▶ [SHORT TASK]:
Scan the entries below for the word "title". Copy each line that has it.

▶ [Dataset items]:
<<<<

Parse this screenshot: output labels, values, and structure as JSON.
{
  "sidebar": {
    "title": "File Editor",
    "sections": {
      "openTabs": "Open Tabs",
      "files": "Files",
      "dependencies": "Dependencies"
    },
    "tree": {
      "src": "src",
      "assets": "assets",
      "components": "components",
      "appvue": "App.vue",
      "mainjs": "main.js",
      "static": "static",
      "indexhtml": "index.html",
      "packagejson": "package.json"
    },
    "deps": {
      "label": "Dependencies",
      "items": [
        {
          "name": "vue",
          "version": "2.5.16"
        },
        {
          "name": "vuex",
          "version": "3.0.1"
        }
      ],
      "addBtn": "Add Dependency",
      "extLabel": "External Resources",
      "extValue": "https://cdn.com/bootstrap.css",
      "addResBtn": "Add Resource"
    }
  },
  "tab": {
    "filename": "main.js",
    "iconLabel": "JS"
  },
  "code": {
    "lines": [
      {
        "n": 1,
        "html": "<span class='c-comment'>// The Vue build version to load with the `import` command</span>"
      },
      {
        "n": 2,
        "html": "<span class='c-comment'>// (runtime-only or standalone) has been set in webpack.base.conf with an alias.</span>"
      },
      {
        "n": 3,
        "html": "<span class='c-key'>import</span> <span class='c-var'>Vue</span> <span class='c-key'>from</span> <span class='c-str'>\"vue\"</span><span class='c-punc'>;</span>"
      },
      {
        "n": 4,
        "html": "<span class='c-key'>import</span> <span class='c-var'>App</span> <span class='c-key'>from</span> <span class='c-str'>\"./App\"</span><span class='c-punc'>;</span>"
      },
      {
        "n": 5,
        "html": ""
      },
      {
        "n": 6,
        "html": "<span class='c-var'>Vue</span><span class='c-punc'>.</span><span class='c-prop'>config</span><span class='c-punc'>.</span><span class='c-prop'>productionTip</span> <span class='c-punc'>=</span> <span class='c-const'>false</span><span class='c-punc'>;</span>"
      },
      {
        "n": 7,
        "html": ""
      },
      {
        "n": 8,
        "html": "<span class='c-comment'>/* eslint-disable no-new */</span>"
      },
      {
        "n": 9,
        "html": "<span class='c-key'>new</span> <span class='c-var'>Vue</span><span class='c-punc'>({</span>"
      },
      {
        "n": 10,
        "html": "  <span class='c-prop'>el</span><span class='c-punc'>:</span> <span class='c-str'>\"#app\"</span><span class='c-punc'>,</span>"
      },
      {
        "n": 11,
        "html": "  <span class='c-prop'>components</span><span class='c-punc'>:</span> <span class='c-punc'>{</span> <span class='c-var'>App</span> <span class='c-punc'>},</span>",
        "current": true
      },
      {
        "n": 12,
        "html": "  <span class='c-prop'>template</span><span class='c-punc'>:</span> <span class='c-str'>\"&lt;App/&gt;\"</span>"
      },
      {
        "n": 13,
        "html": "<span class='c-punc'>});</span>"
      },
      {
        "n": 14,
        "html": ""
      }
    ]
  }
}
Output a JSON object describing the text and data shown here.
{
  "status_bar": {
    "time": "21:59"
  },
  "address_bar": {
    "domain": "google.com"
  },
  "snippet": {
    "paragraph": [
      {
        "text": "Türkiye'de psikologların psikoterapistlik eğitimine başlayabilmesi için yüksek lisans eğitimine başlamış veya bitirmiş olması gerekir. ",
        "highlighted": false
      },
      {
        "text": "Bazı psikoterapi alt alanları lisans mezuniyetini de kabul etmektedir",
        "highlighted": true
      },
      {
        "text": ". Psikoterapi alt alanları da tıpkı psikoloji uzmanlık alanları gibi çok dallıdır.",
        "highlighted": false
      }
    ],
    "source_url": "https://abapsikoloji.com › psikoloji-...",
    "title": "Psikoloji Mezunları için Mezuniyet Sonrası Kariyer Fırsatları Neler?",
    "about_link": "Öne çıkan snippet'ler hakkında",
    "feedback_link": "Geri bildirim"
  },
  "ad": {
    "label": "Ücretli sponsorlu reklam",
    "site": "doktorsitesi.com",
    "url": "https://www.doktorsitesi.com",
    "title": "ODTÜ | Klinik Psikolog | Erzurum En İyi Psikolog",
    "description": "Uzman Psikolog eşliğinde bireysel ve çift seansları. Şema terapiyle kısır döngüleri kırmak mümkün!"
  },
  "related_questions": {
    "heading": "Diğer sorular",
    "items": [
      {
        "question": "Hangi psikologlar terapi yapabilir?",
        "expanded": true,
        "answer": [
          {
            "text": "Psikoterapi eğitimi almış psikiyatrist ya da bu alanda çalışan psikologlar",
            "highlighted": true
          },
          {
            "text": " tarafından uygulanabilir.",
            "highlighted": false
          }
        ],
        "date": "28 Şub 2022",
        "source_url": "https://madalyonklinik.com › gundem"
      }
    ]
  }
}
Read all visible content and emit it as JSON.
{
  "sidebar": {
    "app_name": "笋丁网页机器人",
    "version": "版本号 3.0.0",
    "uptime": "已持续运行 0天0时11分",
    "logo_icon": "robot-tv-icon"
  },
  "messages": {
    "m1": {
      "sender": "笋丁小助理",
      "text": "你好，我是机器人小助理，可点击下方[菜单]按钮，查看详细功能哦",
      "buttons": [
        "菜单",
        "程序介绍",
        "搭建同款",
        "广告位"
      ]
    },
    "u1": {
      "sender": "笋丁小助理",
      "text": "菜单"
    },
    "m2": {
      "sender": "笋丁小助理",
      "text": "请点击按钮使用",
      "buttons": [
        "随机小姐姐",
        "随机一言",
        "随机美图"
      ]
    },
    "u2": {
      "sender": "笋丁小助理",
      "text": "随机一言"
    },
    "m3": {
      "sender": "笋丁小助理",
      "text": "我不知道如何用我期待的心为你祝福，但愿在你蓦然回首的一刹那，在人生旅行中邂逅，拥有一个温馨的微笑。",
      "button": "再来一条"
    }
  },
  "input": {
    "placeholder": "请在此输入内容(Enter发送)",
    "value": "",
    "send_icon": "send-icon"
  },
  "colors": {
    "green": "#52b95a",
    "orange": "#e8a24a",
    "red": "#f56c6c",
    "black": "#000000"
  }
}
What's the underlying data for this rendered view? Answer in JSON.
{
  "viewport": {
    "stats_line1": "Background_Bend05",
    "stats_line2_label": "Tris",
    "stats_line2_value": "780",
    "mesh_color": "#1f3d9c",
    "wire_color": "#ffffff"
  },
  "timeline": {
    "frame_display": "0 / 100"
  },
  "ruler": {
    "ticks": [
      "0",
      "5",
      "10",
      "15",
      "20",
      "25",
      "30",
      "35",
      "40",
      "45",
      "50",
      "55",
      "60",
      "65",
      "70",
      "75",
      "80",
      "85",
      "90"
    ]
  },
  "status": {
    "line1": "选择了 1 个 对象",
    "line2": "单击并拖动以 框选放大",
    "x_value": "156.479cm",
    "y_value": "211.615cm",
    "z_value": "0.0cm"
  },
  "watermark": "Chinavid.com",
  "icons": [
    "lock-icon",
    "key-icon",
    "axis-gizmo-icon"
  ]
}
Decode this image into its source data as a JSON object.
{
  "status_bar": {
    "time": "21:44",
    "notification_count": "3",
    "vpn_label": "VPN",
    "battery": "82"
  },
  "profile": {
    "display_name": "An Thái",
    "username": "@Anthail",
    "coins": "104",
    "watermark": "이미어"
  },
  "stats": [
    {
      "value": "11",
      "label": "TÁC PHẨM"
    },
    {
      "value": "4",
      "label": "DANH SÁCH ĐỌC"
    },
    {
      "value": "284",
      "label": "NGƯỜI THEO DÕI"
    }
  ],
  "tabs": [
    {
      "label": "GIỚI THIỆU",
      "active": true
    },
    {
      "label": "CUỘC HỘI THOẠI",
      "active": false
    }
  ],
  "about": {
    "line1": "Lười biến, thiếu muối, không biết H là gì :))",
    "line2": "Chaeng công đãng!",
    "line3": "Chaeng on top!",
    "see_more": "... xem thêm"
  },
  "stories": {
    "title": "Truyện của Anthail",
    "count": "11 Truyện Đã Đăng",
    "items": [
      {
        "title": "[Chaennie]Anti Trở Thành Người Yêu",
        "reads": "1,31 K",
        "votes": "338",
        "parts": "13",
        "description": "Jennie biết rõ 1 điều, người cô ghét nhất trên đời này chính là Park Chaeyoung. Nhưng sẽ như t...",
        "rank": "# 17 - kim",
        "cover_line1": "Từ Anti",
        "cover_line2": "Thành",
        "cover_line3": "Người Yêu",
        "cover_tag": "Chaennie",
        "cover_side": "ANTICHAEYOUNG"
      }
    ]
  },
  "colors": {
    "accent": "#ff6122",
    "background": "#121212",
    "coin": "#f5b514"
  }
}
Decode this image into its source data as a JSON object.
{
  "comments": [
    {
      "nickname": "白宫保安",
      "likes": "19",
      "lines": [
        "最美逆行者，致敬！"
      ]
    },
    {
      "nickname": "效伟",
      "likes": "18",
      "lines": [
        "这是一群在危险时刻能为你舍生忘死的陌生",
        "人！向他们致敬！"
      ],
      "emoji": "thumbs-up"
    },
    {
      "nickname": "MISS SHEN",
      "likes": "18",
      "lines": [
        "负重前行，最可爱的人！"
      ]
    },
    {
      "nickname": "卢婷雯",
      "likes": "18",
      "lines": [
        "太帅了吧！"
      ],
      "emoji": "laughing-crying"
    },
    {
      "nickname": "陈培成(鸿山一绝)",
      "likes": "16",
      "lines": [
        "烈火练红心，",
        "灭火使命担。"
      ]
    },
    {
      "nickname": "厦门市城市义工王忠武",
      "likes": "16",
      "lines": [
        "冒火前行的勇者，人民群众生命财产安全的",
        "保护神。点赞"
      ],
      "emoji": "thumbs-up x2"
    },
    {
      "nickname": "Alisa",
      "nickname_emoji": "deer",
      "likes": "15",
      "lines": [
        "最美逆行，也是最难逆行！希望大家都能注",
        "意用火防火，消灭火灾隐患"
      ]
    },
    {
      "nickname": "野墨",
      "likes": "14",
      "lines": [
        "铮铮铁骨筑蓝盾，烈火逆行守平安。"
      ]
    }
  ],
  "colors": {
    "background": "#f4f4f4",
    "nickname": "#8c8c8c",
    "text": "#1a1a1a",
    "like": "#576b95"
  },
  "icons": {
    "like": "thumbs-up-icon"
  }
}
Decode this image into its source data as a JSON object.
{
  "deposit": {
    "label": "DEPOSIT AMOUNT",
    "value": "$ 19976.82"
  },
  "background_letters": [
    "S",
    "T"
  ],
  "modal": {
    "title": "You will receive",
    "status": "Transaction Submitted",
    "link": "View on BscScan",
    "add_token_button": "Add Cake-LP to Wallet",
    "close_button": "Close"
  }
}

>>>>

▶ [TASK ANSWER]:
    "title": "File Editor",
    "title": "Psikoloji Mezunları için Mezuniyet Sonrası Kariyer Fırsatları Neler?",
    "title": "ODTÜ | Klinik Psikolog | Erzurum En İyi Psikolog",
    "title": "Truyện của Anthail",
        "title": "[Chaennie]Anti Trở Thành Người Yêu",
    "title": "You will receive",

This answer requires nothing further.